Below are records; count the lines in them that hold "SENATE" and give only the count.

--- start of Records provided ---

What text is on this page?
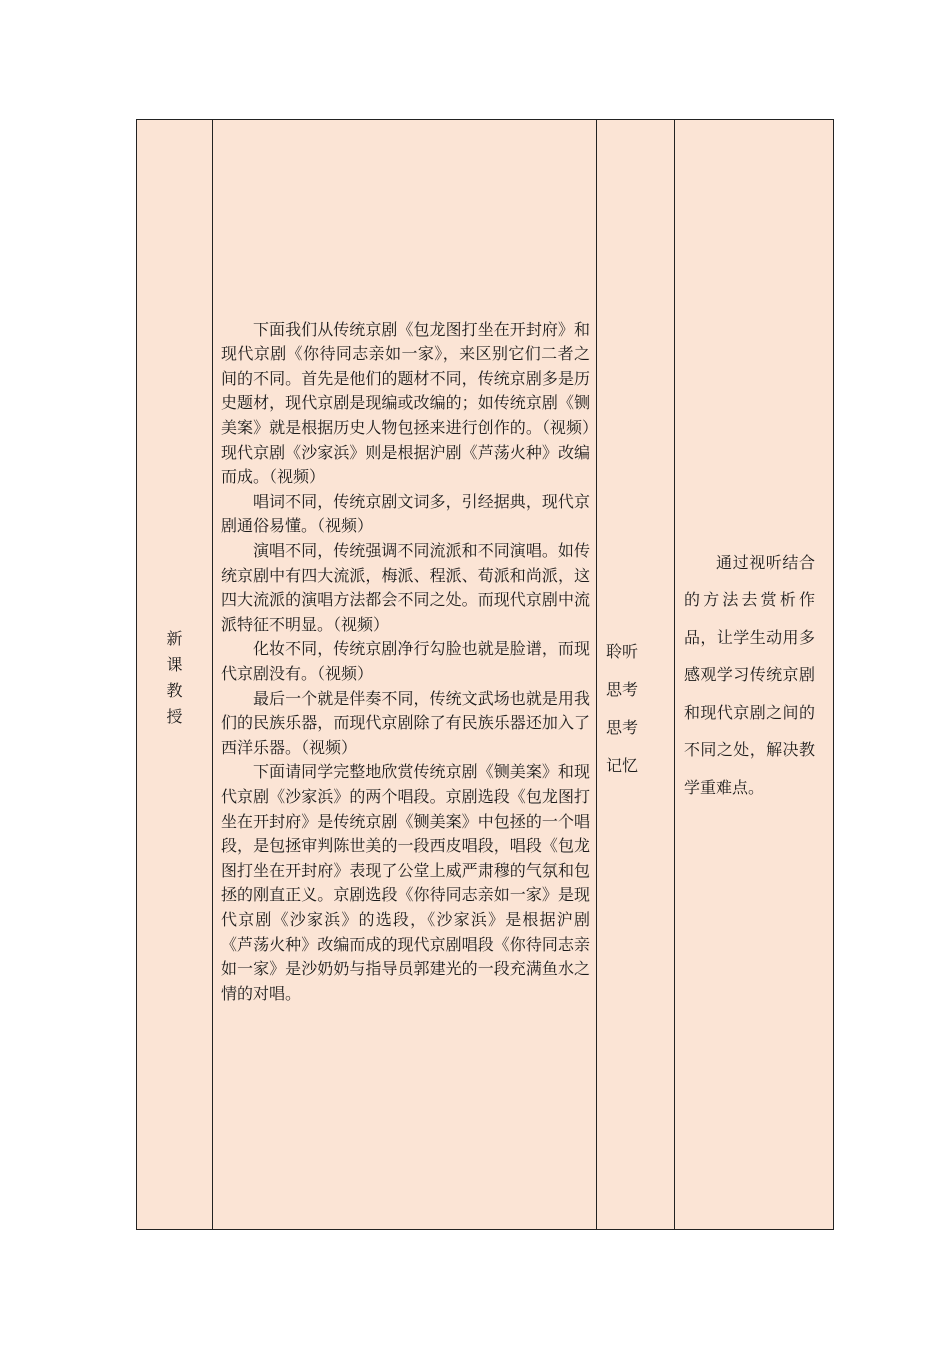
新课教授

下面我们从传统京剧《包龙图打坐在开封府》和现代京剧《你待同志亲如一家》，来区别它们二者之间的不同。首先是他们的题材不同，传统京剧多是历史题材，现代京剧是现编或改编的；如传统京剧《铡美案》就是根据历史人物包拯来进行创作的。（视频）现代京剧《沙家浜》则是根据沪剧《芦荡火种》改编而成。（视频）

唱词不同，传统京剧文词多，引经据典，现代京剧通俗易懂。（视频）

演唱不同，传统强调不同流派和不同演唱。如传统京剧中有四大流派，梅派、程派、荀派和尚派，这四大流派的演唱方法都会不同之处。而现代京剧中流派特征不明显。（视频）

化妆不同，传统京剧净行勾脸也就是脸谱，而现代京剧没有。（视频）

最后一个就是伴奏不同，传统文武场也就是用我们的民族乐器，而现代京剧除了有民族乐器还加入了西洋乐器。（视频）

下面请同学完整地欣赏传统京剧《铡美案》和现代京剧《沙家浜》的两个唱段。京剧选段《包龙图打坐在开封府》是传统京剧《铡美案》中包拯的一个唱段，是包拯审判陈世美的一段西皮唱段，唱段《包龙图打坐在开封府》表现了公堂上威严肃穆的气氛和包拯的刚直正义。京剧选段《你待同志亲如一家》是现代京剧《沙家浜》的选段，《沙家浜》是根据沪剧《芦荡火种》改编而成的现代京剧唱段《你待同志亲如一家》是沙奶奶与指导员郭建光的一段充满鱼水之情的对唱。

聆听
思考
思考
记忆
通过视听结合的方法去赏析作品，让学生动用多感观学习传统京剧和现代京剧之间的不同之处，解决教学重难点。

--- end of Records provided ---
--- start of Records provided ---

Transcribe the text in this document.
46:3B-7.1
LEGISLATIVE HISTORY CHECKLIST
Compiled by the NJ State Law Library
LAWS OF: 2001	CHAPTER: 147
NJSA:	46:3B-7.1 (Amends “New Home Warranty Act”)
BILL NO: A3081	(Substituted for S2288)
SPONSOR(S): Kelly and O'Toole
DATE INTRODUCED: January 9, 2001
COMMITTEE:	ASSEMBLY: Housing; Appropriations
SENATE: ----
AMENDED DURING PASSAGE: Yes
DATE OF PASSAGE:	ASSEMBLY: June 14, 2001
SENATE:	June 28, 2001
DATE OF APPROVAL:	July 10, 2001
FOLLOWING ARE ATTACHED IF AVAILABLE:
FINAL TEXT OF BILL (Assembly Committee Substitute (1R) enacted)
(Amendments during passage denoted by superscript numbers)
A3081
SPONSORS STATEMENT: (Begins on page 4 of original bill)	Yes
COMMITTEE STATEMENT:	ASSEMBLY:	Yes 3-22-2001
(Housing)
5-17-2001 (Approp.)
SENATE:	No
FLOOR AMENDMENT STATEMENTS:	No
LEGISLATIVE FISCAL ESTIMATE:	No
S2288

--- end of Records provided ---

#### Finished exercise
3